▶ **PROMPT**
Copy out the material below word for word, from its first line through the line containing "volume-icon[interactable]: 🔈 (1175, 702, 1186, 713)", with both ends included and nothing after it.

▶ **RECORDS SHOWN**
-------
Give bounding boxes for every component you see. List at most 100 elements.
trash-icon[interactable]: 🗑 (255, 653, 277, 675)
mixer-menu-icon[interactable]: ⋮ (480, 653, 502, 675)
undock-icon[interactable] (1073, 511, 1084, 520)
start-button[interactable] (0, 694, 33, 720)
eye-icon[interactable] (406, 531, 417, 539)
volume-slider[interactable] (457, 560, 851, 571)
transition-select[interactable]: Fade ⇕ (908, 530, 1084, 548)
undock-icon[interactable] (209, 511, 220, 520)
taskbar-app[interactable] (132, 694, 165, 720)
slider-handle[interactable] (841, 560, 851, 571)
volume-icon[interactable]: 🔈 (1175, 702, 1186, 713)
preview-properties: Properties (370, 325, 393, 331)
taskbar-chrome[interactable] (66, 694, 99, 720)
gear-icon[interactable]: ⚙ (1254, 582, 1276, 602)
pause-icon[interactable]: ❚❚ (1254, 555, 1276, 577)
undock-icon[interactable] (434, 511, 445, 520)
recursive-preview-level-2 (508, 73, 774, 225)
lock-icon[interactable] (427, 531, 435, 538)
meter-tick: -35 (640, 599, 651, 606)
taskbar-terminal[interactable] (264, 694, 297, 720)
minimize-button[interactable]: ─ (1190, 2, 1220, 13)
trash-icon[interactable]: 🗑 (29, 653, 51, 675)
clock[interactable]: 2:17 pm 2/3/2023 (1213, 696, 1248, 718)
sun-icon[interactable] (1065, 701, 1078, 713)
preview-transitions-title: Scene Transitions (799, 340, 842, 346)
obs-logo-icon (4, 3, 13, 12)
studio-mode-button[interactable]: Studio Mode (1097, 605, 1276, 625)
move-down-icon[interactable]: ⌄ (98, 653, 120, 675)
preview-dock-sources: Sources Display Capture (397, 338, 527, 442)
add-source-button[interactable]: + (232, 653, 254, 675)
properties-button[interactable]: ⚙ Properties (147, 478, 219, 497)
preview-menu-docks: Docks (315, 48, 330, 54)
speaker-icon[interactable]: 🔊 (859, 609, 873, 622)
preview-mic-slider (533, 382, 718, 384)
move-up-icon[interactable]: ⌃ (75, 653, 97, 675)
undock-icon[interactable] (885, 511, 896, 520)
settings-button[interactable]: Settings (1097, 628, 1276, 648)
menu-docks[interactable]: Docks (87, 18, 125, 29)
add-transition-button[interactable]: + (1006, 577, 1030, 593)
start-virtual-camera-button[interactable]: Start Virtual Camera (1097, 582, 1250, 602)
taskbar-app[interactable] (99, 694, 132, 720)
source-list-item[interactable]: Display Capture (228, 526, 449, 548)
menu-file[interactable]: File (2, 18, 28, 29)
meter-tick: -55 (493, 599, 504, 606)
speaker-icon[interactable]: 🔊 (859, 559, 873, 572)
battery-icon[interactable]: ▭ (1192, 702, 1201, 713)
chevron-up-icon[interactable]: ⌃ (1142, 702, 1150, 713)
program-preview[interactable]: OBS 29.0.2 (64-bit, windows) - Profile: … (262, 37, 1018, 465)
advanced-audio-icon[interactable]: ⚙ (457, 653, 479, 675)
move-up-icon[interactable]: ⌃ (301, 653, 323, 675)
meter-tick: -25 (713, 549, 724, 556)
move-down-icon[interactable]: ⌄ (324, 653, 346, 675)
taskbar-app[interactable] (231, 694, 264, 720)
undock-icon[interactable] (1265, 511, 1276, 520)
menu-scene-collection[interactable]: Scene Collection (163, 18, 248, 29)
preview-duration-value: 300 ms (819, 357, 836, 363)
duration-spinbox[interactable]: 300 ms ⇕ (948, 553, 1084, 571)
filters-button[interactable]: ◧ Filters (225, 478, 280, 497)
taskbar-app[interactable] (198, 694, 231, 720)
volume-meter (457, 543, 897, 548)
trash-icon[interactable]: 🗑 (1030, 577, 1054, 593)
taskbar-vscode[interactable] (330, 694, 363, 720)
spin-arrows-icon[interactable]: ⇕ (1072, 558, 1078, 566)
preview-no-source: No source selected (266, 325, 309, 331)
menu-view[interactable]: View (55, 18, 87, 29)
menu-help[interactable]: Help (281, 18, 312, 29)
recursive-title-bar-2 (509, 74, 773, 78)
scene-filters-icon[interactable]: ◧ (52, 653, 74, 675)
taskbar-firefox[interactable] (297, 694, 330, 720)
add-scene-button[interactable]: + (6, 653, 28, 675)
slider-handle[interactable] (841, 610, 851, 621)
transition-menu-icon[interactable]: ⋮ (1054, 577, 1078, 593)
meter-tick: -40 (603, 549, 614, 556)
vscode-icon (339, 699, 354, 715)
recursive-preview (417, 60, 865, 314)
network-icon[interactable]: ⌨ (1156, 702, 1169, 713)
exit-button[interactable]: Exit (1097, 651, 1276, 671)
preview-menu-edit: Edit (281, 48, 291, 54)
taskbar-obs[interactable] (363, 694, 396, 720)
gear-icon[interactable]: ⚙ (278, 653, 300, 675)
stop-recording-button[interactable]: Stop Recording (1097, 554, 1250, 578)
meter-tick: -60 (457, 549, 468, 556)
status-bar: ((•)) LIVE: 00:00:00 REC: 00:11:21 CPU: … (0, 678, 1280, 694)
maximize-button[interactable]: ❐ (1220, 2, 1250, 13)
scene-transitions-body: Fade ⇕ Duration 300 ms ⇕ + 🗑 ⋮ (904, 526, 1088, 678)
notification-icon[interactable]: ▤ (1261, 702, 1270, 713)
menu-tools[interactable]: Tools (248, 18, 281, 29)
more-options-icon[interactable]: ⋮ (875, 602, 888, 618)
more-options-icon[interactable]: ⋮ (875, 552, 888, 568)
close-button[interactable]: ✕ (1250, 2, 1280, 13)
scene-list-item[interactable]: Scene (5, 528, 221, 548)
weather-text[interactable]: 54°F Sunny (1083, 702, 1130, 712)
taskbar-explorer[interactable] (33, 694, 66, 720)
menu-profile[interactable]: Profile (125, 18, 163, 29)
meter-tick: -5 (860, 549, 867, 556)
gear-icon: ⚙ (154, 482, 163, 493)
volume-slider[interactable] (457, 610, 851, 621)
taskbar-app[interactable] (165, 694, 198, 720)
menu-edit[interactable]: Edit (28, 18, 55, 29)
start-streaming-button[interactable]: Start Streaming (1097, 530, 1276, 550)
-------
▶ **IN RESPONSE**
Give bounding boxes for every component you see. List at most 100 elements.
trash-icon[interactable]: 🗑 (255, 653, 277, 675)
mixer-menu-icon[interactable]: ⋮ (480, 653, 502, 675)
undock-icon[interactable] (1073, 511, 1084, 520)
start-button[interactable] (0, 694, 33, 720)
eye-icon[interactable] (406, 531, 417, 539)
volume-slider[interactable] (457, 560, 851, 571)
transition-select[interactable]: Fade ⇕ (908, 530, 1084, 548)
undock-icon[interactable] (209, 511, 220, 520)
taskbar-app[interactable] (132, 694, 165, 720)
slider-handle[interactable] (841, 560, 851, 571)
volume-icon[interactable]: 🔈 (1175, 702, 1186, 713)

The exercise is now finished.